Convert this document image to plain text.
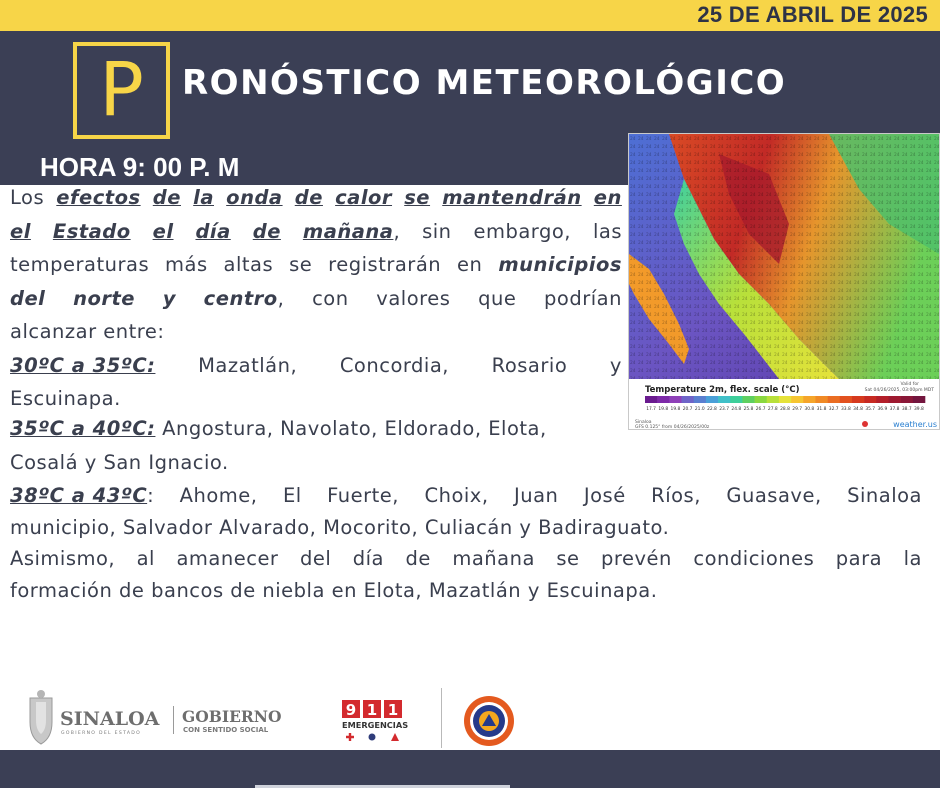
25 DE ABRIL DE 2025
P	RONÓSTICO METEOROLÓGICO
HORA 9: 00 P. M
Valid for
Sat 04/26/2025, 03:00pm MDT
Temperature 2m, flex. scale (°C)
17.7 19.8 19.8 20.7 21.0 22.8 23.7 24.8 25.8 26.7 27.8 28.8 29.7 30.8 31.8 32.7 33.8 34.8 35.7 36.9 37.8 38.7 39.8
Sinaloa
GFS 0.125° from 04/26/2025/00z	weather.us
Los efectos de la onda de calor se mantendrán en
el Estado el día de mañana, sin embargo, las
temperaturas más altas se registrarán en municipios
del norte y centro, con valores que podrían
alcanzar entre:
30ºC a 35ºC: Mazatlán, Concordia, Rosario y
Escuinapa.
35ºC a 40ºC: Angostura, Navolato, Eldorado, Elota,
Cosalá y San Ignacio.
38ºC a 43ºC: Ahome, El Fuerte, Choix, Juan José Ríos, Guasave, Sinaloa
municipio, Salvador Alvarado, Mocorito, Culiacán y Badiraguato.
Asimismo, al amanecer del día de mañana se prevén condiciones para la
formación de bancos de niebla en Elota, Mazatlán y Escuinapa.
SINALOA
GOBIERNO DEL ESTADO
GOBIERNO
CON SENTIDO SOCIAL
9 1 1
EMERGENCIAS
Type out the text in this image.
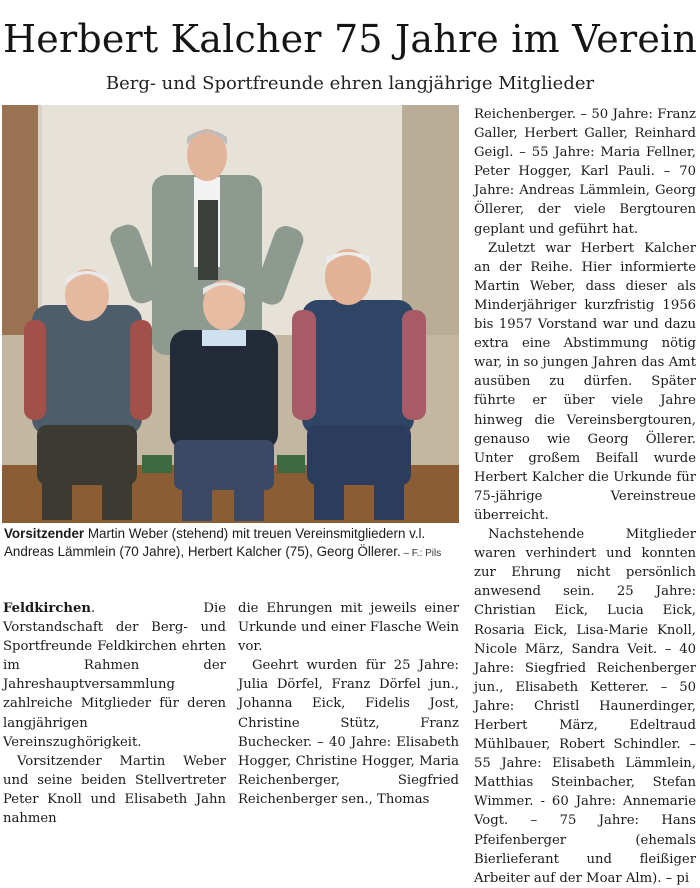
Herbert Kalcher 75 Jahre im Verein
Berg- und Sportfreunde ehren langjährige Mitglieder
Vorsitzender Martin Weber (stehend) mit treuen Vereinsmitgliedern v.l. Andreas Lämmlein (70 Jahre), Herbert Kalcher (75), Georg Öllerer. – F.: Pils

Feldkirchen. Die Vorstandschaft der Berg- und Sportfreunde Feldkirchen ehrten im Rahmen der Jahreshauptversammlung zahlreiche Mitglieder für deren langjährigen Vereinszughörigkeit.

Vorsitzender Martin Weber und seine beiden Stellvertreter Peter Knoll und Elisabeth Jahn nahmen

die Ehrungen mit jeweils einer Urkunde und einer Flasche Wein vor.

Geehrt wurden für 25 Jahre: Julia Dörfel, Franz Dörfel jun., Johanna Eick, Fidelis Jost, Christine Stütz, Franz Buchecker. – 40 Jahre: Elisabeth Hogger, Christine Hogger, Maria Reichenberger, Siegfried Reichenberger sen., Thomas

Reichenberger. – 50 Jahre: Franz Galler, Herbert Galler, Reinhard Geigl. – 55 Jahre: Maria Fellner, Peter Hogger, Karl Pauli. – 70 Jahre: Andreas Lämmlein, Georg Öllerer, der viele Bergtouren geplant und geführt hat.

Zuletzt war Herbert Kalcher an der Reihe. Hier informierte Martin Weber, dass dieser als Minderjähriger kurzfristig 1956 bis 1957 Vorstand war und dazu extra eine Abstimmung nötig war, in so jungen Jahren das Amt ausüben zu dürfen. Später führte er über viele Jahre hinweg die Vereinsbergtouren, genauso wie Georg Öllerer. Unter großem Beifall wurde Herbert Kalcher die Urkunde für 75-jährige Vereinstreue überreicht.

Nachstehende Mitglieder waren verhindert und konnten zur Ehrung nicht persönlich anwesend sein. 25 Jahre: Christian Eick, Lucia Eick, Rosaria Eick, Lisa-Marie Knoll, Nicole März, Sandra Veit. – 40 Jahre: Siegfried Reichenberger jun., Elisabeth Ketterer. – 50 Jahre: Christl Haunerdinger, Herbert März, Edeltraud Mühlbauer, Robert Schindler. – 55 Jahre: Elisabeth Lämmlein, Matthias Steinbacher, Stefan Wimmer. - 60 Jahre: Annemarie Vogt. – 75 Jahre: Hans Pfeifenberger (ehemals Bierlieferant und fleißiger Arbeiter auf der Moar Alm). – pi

TASK DESCRIPTION >>
Copy out all the data without changing anything, and drop the pictures.

RESPONSE FOR THIS EXERCISE >>
Convert this document image to plain text.
25 DE ABRIL DE 2025
P	RONÓSTICO METEOROLÓGICO
HORA 9: 00 P. M
Valid for
Sat 04/26/2025, 03:00pm MDT
Temperature 2m, flex. scale (°C)
17.7 19.8 19.8 20.7 21.0 22.8 23.7 24.8 25.8 26.7 27.8 28.8 29.7 30.8 31.8 32.7 33.8 34.8 35.7 36.9 37.8 38.7 39.8
Sinaloa
GFS 0.125° from 04/26/2025/00z	weather.us
Los efectos de la onda de calor se mantendrán en
el Estado el día de mañana, sin embargo, las
temperaturas más altas se registrarán en municipios
del norte y centro, con valores que podrían
alcanzar entre:
30ºC a 35ºC: Mazatlán, Concordia, Rosario y
Escuinapa.
35ºC a 40ºC: Angostura, Navolato, Eldorado, Elota,
Cosalá y San Ignacio.
38ºC a 43ºC: Ahome, El Fuerte, Choix, Juan José Ríos, Guasave, Sinaloa
municipio, Salvador Alvarado, Mocorito, Culiacán y Badiraguato.
Asimismo, al amanecer del día de mañana se prevén condiciones para la
formación de bancos de niebla en Elota, Mazatlán y Escuinapa.
SINALOA
GOBIERNO DEL ESTADO
GOBIERNO
CON SENTIDO SOCIAL
9 1 1
EMERGENCIAS
Type out the text in this image.
Herbert Kalcher 75 Jahre im Verein
Berg- und Sportfreunde ehren langjährige Mitglieder
Vorsitzender Martin Weber (stehend) mit treuen Vereinsmitgliedern v.l. Andreas Lämmlein (70 Jahre), Herbert Kalcher (75), Georg Öllerer. – F.: Pils

Feldkirchen. Die Vorstandschaft der Berg- und Sportfreunde Feldkirchen ehrten im Rahmen der Jahreshauptversammlung zahlreiche Mitglieder für deren langjährigen Vereinszughörigkeit.

Vorsitzender Martin Weber und seine beiden Stellvertreter Peter Knoll und Elisabeth Jahn nahmen

die Ehrungen mit jeweils einer Urkunde und einer Flasche Wein vor.

Geehrt wurden für 25 Jahre: Julia Dörfel, Franz Dörfel jun., Johanna Eick, Fidelis Jost, Christine Stütz, Franz Buchecker. – 40 Jahre: Elisabeth Hogger, Christine Hogger, Maria Reichenberger, Siegfried Reichenberger sen., Thomas

Reichenberger. – 50 Jahre: Franz Galler, Herbert Galler, Reinhard Geigl. – 55 Jahre: Maria Fellner, Peter Hogger, Karl Pauli. – 70 Jahre: Andreas Lämmlein, Georg Öllerer, der viele Bergtouren geplant und geführt hat.

Zuletzt war Herbert Kalcher an der Reihe. Hier informierte Martin Weber, dass dieser als Minderjähriger kurzfristig 1956 bis 1957 Vorstand war und dazu extra eine Abstimmung nötig war, in so jungen Jahren das Amt ausüben zu dürfen. Später führte er über viele Jahre hinweg die Vereinsbergtouren, genauso wie Georg Öllerer. Unter großem Beifall wurde Herbert Kalcher die Urkunde für 75-jährige Vereinstreue überreicht.

Nachstehende Mitglieder waren verhindert und konnten zur Ehrung nicht persönlich anwesend sein. 25 Jahre: Christian Eick, Lucia Eick, Rosaria Eick, Lisa-Marie Knoll, Nicole März, Sandra Veit. – 40 Jahre: Siegfried Reichenberger jun., Elisabeth Ketterer. – 50 Jahre: Christl Haunerdinger, Herbert März, Edeltraud Mühlbauer, Robert Schindler. – 55 Jahre: Elisabeth Lämmlein, Matthias Steinbacher, Stefan Wimmer. - 60 Jahre: Annemarie Vogt. – 75 Jahre: Hans Pfeifenberger (ehemals Bierlieferant und fleißiger Arbeiter auf der Moar Alm). – pi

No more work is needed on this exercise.